§ **ЗАДАНИЯ**:
**1.** В абзаце текста об Апухтине, который начинается словами «Если бы Алексей Апухтин жил сегодня», найдите все определения стихотворения «Сумасшедший» и выпишите их.
**2.** Кого текст об Апухтине называет зрителем в театре, который поэт делает из монолога сумасшедшего?
**3.** Согласуются ли с текстом об Апухтине следующие утверждения?
(а) Апухтин подаёт монолог сумасшедшего с точностью клинициста.
(б) В «Сумасшедшем» изображено расплывчатое помутнение рассудка.
(в) Апухтин дал голос победителям.

§ **ТЕКСТ ДЛЯ ЧТЕНИЯ**:
● ● ●

Он дал голос сломленным уставшим людям. Не победителям, а тем, кто сидит один в полутьме и вспоминает, как всё ушло.

«Сумасшедший» - самое известное

Если бы Алексей Апухтин жил сегодня, он бы лежал в палате с занавесками цвета кофе и просил не выключать ночник. А его стихи, как и тогда, читали бы медленно, на вдохе, будто достают иглу из груди. Один из них — «Сумасшедший» (1890) — манифест. Это исповедь. Это поэтический психоз, зафиксированный на бумаге раньше, чем это начнут делать в клиниках.

Открытка, источник Яндекс картинки
Открытка, источник Яндекс картинки

Формат: психотеатр одного голоса

Апухтин не просто пишет от лица сумасшедшего. Он делает из этого форму театра, где зритель — случайный собеседник, «вы», которому всё это адресовано. Текст — в форме диалога с призраками, перемежающегося с агрессией к тем, кто рядом. Перед нами — шизофренический монолог, и Апухтин подаёт его с точностью клинициста и трагизмом античного хора.

Апухтин и поэтика паранойи: как протекает безумие в стихах

В «Сумасшедшем» мы видим не расплывчатое «помутнение рассудка», а удивительно точную по структуре паранойю в развитии — текст буквально раскрывает этапы:

Мегаломания и ложная идентичность

«Я королем был избран всенародно»

● ● ●

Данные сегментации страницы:
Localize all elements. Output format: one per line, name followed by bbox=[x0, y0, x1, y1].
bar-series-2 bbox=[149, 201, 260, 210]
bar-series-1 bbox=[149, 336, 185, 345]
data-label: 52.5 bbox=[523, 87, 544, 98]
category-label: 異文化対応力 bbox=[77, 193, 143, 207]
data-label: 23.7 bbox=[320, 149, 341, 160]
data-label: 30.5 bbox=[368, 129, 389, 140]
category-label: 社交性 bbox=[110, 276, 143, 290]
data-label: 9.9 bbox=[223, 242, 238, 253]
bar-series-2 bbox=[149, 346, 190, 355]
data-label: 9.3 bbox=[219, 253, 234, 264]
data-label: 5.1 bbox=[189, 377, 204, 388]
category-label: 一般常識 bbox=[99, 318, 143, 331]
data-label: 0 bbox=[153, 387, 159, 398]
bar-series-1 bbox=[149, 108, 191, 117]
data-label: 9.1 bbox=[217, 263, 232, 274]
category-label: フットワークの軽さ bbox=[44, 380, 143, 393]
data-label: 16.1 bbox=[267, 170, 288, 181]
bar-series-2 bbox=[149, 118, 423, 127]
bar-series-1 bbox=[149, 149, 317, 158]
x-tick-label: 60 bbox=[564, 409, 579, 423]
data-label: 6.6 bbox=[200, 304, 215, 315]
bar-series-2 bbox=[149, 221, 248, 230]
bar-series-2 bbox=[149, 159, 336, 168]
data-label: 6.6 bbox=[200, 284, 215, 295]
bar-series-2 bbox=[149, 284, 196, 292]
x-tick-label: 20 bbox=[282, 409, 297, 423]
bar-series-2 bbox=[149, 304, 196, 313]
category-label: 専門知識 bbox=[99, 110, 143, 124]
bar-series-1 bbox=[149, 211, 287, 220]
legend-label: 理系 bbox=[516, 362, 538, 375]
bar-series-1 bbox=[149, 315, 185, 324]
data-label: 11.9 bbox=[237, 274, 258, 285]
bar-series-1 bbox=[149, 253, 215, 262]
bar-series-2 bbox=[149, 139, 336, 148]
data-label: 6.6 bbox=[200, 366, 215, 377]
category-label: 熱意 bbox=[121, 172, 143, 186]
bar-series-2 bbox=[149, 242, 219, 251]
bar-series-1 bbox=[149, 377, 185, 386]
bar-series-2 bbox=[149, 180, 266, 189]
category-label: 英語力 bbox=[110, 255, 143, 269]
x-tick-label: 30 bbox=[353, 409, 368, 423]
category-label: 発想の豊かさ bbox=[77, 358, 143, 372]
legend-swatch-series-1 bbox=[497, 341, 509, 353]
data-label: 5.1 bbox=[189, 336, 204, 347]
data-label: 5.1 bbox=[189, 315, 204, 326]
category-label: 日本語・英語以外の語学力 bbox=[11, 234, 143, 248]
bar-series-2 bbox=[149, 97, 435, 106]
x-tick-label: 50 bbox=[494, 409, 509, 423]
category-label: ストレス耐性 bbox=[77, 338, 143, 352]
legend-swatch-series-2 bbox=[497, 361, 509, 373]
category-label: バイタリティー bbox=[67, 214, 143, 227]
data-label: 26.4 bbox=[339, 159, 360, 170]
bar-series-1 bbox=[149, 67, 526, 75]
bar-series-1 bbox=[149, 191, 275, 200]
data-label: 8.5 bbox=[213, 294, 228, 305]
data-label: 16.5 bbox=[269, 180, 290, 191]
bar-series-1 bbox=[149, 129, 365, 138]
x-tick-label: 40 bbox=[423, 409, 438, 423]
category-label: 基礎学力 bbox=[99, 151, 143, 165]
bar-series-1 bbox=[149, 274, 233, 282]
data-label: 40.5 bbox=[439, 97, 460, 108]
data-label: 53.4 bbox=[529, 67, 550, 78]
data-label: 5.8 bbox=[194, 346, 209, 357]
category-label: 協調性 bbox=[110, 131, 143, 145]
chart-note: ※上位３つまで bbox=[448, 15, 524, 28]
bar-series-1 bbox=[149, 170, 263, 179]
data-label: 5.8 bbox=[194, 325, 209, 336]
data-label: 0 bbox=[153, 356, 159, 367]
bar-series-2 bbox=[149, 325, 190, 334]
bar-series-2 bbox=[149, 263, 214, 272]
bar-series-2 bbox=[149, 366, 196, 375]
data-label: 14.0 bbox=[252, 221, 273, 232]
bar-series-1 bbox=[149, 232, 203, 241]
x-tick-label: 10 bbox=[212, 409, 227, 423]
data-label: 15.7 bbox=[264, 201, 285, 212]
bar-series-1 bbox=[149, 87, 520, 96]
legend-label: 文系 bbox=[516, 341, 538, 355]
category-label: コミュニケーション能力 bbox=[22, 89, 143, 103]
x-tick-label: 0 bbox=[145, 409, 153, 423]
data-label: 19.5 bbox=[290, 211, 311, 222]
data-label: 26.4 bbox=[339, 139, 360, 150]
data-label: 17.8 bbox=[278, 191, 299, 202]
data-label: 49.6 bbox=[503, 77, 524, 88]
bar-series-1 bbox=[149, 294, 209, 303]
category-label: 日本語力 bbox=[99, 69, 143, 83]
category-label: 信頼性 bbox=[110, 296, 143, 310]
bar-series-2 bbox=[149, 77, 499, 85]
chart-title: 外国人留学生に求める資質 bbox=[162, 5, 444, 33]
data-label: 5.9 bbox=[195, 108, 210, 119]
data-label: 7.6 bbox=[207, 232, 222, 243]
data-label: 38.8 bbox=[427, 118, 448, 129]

● ● ●

§ **ОТВЕТЫ К ЗАДАНИЯМ**:
**1.** манифест; исповедь; поэтический психоз

**2.** Случайного собеседника, «вы», которому всё это адресовано.

**3.**
(а) Да: «Апухтин подаёт его с точностью клинициста и трагизмом античного хора».
(б) Нет: «мы видим не расплывчатое «помутнение рассудка», а удивительно точную по структуре паранойю в развитии».
(в) Нет: «Не победителям, а тем, кто сидит один в полутьме и вспоминает, как всё ушло».